___ Records to process
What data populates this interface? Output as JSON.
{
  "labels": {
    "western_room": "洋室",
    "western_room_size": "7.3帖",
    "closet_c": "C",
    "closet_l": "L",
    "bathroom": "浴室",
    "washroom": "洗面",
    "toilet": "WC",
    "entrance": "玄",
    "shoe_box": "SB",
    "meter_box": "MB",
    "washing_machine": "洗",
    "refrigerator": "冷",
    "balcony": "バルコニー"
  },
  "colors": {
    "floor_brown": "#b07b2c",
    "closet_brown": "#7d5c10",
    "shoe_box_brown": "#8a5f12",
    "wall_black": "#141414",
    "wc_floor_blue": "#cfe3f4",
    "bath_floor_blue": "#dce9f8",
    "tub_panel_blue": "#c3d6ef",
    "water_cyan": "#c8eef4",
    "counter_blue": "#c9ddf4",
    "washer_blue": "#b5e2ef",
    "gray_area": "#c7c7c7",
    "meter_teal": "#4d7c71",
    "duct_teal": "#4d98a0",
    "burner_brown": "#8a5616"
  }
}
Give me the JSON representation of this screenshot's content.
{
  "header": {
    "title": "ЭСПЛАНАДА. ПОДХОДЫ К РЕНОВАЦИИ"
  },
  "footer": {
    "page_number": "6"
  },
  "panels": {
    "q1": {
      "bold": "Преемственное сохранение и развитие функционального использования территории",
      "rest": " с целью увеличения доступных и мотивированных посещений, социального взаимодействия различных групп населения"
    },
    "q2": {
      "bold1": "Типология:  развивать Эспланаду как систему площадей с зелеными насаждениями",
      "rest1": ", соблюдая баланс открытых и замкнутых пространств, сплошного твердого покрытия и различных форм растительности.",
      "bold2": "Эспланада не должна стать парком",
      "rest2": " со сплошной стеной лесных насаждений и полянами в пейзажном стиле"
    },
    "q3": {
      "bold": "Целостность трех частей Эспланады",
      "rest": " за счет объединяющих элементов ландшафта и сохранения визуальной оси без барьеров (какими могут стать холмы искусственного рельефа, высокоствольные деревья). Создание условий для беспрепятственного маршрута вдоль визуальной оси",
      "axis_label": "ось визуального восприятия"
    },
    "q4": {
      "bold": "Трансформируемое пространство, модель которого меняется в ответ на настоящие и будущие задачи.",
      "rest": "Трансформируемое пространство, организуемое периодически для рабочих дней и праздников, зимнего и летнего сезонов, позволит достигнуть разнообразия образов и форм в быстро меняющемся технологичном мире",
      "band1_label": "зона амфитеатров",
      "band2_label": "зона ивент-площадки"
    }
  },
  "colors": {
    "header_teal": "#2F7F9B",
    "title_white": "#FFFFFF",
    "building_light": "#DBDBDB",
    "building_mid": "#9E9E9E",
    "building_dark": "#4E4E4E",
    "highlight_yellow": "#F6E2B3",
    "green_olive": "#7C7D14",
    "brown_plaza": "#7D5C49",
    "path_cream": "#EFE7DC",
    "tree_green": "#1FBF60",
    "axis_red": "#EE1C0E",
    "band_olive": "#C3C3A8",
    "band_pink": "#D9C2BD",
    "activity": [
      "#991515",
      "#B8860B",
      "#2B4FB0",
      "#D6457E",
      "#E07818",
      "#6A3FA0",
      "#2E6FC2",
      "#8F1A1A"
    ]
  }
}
______
What is needed >> Take the lines above and retype all of them exactly.

Worked answer >>
What data populates this interface? Output as JSON.
{
  "labels": {
    "western_room": "洋室",
    "western_room_size": "7.3帖",
    "closet_c": "C",
    "closet_l": "L",
    "bathroom": "浴室",
    "washroom": "洗面",
    "toilet": "WC",
    "entrance": "玄",
    "shoe_box": "SB",
    "meter_box": "MB",
    "washing_machine": "洗",
    "refrigerator": "冷",
    "balcony": "バルコニー"
  },
  "colors": {
    "floor_brown": "#b07b2c",
    "closet_brown": "#7d5c10",
    "shoe_box_brown": "#8a5f12",
    "wall_black": "#141414",
    "wc_floor_blue": "#cfe3f4",
    "bath_floor_blue": "#dce9f8",
    "tub_panel_blue": "#c3d6ef",
    "water_cyan": "#c8eef4",
    "counter_blue": "#c9ddf4",
    "washer_blue": "#b5e2ef",
    "gray_area": "#c7c7c7",
    "meter_teal": "#4d7c71",
    "duct_teal": "#4d98a0",
    "burner_brown": "#8a5616"
  }
}
Give me the JSON representation of this screenshot's content.
{
  "header": {
    "title": "ЭСПЛАНАДА. ПОДХОДЫ К РЕНОВАЦИИ"
  },
  "footer": {
    "page_number": "6"
  },
  "panels": {
    "q1": {
      "bold": "Преемственное сохранение и развитие функционального использования территории",
      "rest": " с целью увеличения доступных и мотивированных посещений, социального взаимодействия различных групп населения"
    },
    "q2": {
      "bold1": "Типология:  развивать Эспланаду как систему площадей с зелеными насаждениями",
      "rest1": ", соблюдая баланс открытых и замкнутых пространств, сплошного твердого покрытия и различных форм растительности.",
      "bold2": "Эспланада не должна стать парком",
      "rest2": " со сплошной стеной лесных насаждений и полянами в пейзажном стиле"
    },
    "q3": {
      "bold": "Целостность трех частей Эспланады",
      "rest": " за счет объединяющих элементов ландшафта и сохранения визуальной оси без барьеров (какими могут стать холмы искусственного рельефа, высокоствольные деревья). Создание условий для беспрепятственного маршрута вдоль визуальной оси",
      "axis_label": "ось визуального восприятия"
    },
    "q4": {
      "bold": "Трансформируемое пространство, модель которого меняется в ответ на настоящие и будущие задачи.",
      "rest": "Трансформируемое пространство, организуемое периодически для рабочих дней и праздников, зимнего и летнего сезонов, позволит достигнуть разнообразия образов и форм в быстро меняющемся технологичном мире",
      "band1_label": "зона амфитеатров",
      "band2_label": "зона ивент-площадки"
    }
  },
  "colors": {
    "header_teal": "#2F7F9B",
    "title_white": "#FFFFFF",
    "building_light": "#DBDBDB",
    "building_mid": "#9E9E9E",
    "building_dark": "#4E4E4E",
    "highlight_yellow": "#F6E2B3",
    "green_olive": "#7C7D14",
    "brown_plaza": "#7D5C49",
    "path_cream": "#EFE7DC",
    "tree_green": "#1FBF60",
    "axis_red": "#EE1C0E",
    "band_olive": "#C3C3A8",
    "band_pink": "#D9C2BD",
    "activity": [
      "#991515",
      "#B8860B",
      "#2B4FB0",
      "#D6457E",
      "#E07818",
      "#6A3FA0",
      "#2E6FC2",
      "#8F1A1A"
    ]
  }
}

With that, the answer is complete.